Collection entries
····················

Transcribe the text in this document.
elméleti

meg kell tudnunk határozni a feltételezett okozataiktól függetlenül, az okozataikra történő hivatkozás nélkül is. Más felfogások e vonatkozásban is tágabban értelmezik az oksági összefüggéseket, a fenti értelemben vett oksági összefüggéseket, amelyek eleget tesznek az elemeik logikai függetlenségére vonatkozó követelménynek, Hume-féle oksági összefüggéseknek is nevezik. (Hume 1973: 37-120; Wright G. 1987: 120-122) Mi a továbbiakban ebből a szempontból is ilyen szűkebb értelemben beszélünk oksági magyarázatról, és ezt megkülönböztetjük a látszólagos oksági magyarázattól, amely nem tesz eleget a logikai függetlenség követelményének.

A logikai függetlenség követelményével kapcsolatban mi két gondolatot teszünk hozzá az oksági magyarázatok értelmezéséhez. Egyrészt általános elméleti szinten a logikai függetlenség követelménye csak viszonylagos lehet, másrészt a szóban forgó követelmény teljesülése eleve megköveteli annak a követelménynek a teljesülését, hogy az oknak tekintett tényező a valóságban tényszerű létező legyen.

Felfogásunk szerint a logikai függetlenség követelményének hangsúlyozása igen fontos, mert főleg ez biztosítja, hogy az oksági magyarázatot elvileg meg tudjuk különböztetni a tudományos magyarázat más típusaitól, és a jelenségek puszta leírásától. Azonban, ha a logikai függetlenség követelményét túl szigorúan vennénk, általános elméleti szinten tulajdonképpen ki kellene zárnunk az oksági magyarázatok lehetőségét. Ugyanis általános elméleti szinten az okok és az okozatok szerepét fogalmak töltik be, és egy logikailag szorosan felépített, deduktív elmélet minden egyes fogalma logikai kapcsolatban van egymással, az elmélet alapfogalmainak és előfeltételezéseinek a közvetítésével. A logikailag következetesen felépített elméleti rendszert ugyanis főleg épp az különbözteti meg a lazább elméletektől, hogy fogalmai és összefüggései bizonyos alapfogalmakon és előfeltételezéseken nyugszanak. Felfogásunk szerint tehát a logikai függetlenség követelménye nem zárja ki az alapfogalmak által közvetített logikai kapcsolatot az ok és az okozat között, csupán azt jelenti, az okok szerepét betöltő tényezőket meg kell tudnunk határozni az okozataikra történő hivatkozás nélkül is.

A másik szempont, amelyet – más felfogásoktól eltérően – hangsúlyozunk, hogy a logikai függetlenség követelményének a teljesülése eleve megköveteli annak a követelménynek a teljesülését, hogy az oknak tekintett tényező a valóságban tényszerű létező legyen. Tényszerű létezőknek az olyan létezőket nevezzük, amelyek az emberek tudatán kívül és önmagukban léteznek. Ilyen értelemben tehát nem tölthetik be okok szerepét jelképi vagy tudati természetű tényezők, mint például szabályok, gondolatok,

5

····················

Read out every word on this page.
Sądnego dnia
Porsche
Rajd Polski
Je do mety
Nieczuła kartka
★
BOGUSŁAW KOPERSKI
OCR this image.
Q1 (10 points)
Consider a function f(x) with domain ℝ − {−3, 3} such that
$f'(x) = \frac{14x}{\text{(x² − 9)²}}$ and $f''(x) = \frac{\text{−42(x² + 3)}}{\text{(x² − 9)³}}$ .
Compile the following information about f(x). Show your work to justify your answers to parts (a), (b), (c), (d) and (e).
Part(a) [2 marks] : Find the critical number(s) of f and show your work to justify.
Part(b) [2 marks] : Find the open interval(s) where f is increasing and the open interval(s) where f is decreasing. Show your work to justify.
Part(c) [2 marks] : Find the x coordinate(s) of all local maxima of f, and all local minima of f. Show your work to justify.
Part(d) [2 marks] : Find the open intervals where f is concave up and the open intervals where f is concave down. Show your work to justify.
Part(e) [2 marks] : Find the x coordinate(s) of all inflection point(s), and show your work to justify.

····················

• TASK TO COMPLETE:
Go through the listing above and pull out each line containing the word "oknak".

• IN RESPONSE:
A logikai függetlenség követelményével kapcsolatban mi két gondolatot teszünk hozzá az oksági magyarázatok értelmezéséhez. Egyrészt általános elméleti szinten a logikai függetlenség követelménye csak viszonylagos lehet, másrészt a szóban forgó követelmény teljesülése eleve megköveteli annak a követelménynek a teljesülését, hogy az oknak tekintett tényező a valóságban tényszerű létező legyen.
A másik szempont, amelyet – más felfogásoktól eltérően – hangsúlyozunk, hogy a logikai függetlenség követelményének a teljesülése eleve megköveteli annak a követelménynek a teljesülését, hogy az oknak tekintett tényező a valóságban tényszerű létező legyen. Tényszerű létezőknek az olyan létezőket nevezzük, amelyek az emberek tudatán kívül és önmagukban léteznek. Ilyen értelemben tehát nem tölthetik be okok szerepét jelképi vagy tudati természetű tényezők, mint például szabályok, gondolatok,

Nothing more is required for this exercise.